══ Data for this exercise ══
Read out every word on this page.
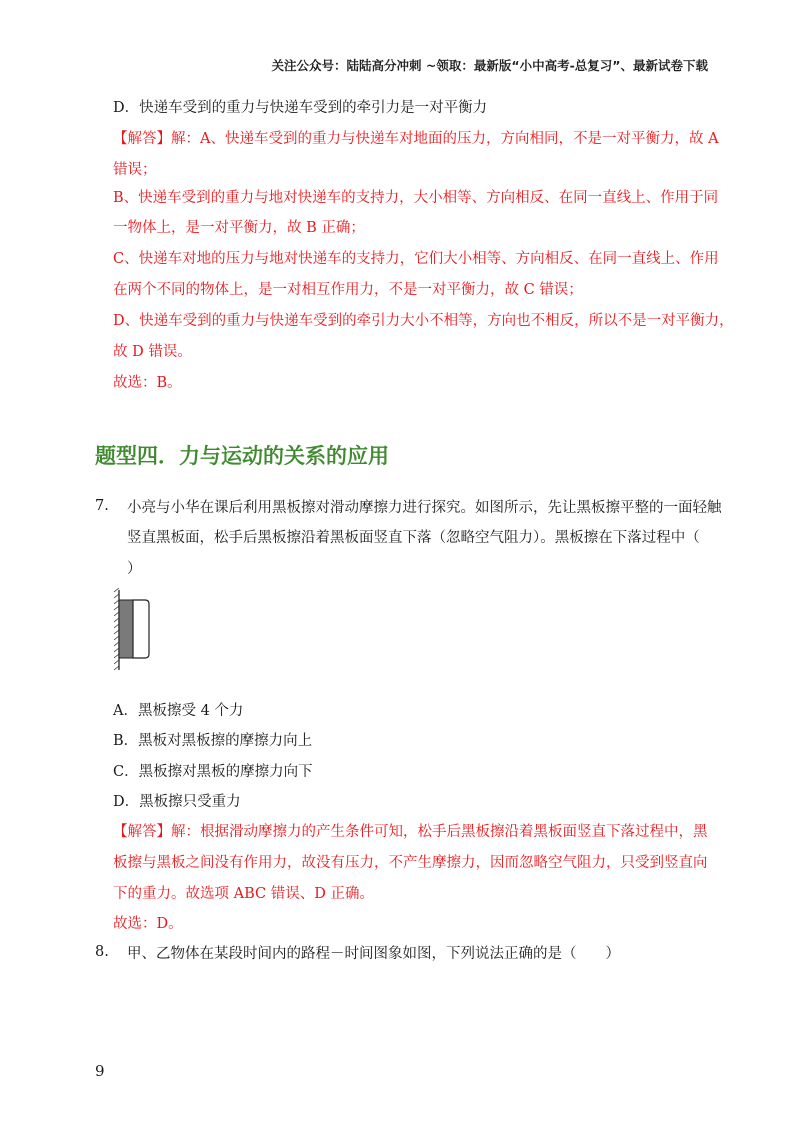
关注公众号：陆陆高分冲刺 ~领取：最新版“小中高考-总复习”、最新试卷下载
D．快递车受到的重力与快递车受到的牵引力是一对平衡力
【解答】解：A、快递车受到的重力与快递车对地面的压力，方向相同，不是一对平衡力，故 A
错误；
B、快递车受到的重力与地对快递车的支持力，大小相等、方向相反、在同一直线上、作用于同
一物体上，是一对平衡力，故 B 正确；
C、快递车对地的压力与地对快递车的支持力，它们大小相等、方向相反、在同一直线上、作用
在两个不同的物体上，是一对相互作用力，不是一对平衡力，故 C 错误；
D、快递车受到的重力与快递车受到的牵引力大小不相等，方向也不相反，所以不是一对平衡力，
故 D 错误。
故选：B。
题型四．力与运动的关系的应用
7. 小亮与小华在课后利用黑板擦对滑动摩擦力进行探究。如图所示，先让黑板擦平整的一面轻触
竖直黑板面，松手后黑板擦沿着黑板面竖直下落（忽略空气阻力）。黑板擦在下落过程中（
）
A．黑板擦受 4 个力
B．黑板对黑板擦的摩擦力向上
C．黑板擦对黑板的摩擦力向下
D．黑板擦只受重力
【解答】解：根据滑动摩擦力的产生条件可知，松手后黑板擦沿着黑板面竖直下落过程中，黑
板擦与黑板之间没有作用力，故没有压力，不产生摩擦力，因而忽略空气阻力，只受到竖直向
下的重力。故选项 ABC 错误、D 正确。
故选：D。
8. 甲、乙物体在某段时间内的路程－时间图象如图，下列说法正确的是（　　）
9
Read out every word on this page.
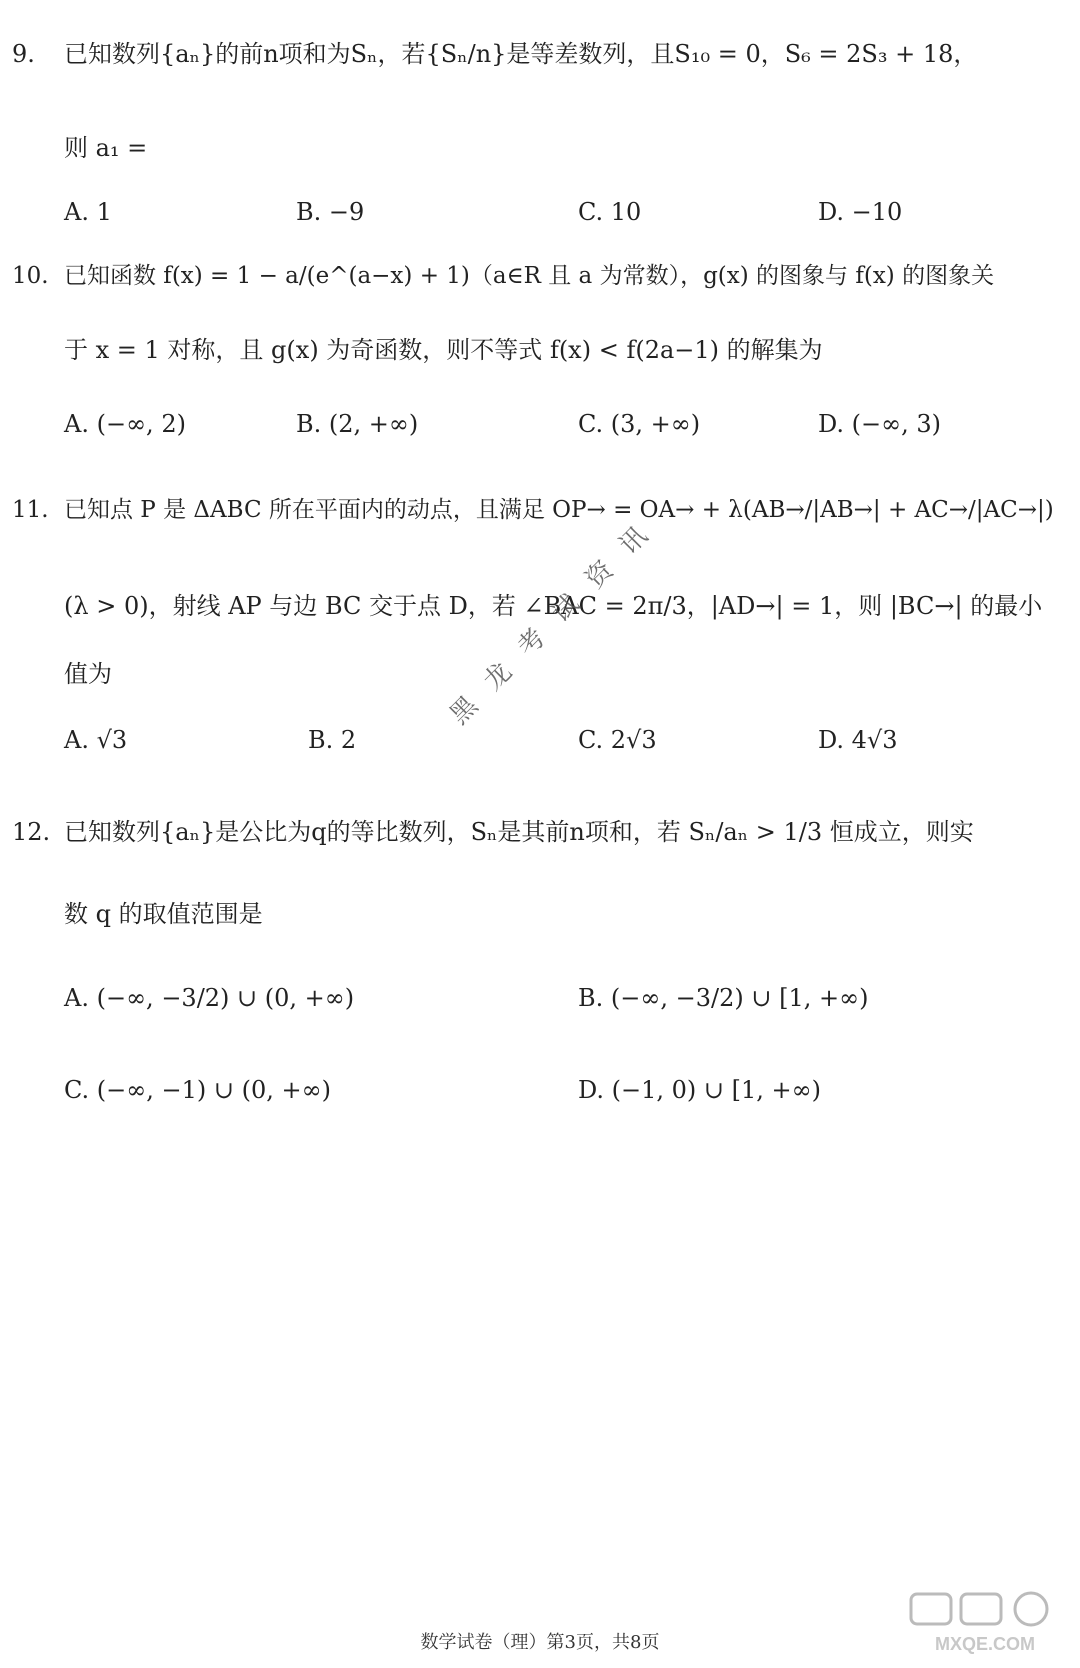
9. 已知数列{aₙ}的前n项和为Sₙ，若{Sₙ/n}是等差数列，且S₁₀ = 0，S₆ = 2S₃ + 18，
则 a₁ =
A. 1	B. −9	C. 10	D. −10
10. 已知函数 f(x) = 1 − a/(e^(a−x) + 1)（a∈R 且 a 为常数），g(x) 的图象与 f(x) 的图象关
于 x = 1 对称，且 g(x) 为奇函数，则不等式 f(x) < f(2a−1) 的解集为
A. (−∞, 2)	B. (2, +∞)	C. (3, +∞)	D. (−∞, 3)
11. 已知点 P 是 ΔABC 所在平面内的动点，且满足 OP→ = OA→ + λ(AB→/|AB→| + AC→/|AC→|)
(λ > 0)，射线 AP 与边 BC 交于点 D，若 ∠BAC = 2π/3，|AD→| = 1，则 |BC→| 的最小
值为
A. √3	B. 2	C. 2√3	D. 4√3
12. 已知数列{aₙ}是公比为q的等比数列，Sₙ是其前n项和，若 Sₙ/aₙ > 1/3 恒成立，则实
数 q 的取值范围是
A. (−∞, −3/2) ∪ (0, +∞)	B. (−∞, −3/2) ∪ [1, +∞)
C. (−∞, −1) ∪ (0, +∞)	D. (−1, 0) ∪ [1, +∞)
黑龙考试资讯
MXQE.COM
数学试卷（理）第3页，共8页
═══
Required task - Restate the whole listing above exactly, except for its images.

Written answer -
Read out every word on this page.
关注公众号：陆陆高分冲刺 ~领取：最新版“小中高考-总复习”、最新试卷下载
D．快递车受到的重力与快递车受到的牵引力是一对平衡力
【解答】解：A、快递车受到的重力与快递车对地面的压力，方向相同，不是一对平衡力，故 A
错误；
B、快递车受到的重力与地对快递车的支持力，大小相等、方向相反、在同一直线上、作用于同
一物体上，是一对平衡力，故 B 正确；
C、快递车对地的压力与地对快递车的支持力，它们大小相等、方向相反、在同一直线上、作用
在两个不同的物体上，是一对相互作用力，不是一对平衡力，故 C 错误；
D、快递车受到的重力与快递车受到的牵引力大小不相等，方向也不相反，所以不是一对平衡力，
故 D 错误。
故选：B。
题型四．力与运动的关系的应用
7. 小亮与小华在课后利用黑板擦对滑动摩擦力进行探究。如图所示，先让黑板擦平整的一面轻触
竖直黑板面，松手后黑板擦沿着黑板面竖直下落（忽略空气阻力）。黑板擦在下落过程中（
）
A．黑板擦受 4 个力
B．黑板对黑板擦的摩擦力向上
C．黑板擦对黑板的摩擦力向下
D．黑板擦只受重力
【解答】解：根据滑动摩擦力的产生条件可知，松手后黑板擦沿着黑板面竖直下落过程中，黑
板擦与黑板之间没有作用力，故没有压力，不产生摩擦力，因而忽略空气阻力，只受到竖直向
下的重力。故选项 ABC 错误、D 正确。
故选：D。
8. 甲、乙物体在某段时间内的路程－时间图象如图，下列说法正确的是（　　）
9
Read out every word on this page.
9. 已知数列{aₙ}的前n项和为Sₙ，若{Sₙ/n}是等差数列，且S₁₀ = 0，S₆ = 2S₃ + 18，
则 a₁ =
A. 1	B. −9	C. 10	D. −10
10. 已知函数 f(x) = 1 − a/(e^(a−x) + 1)（a∈R 且 a 为常数），g(x) 的图象与 f(x) 的图象关
于 x = 1 对称，且 g(x) 为奇函数，则不等式 f(x) < f(2a−1) 的解集为
A. (−∞, 2)	B. (2, +∞)	C. (3, +∞)	D. (−∞, 3)
11. 已知点 P 是 ΔABC 所在平面内的动点，且满足 OP→ = OA→ + λ(AB→/|AB→| + AC→/|AC→|)
(λ > 0)，射线 AP 与边 BC 交于点 D，若 ∠BAC = 2π/3，|AD→| = 1，则 |BC→| 的最小
值为
A. √3	B. 2	C. 2√3	D. 4√3
12. 已知数列{aₙ}是公比为q的等比数列，Sₙ是其前n项和，若 Sₙ/aₙ > 1/3 恒成立，则实
数 q 的取值范围是
A. (−∞, −3/2) ∪ (0, +∞)	B. (−∞, −3/2) ∪ [1, +∞)
C. (−∞, −1) ∪ (0, +∞)	D. (−1, 0) ∪ [1, +∞)
黑龙考试资讯
MXQE.COM
数学试卷（理）第3页，共8页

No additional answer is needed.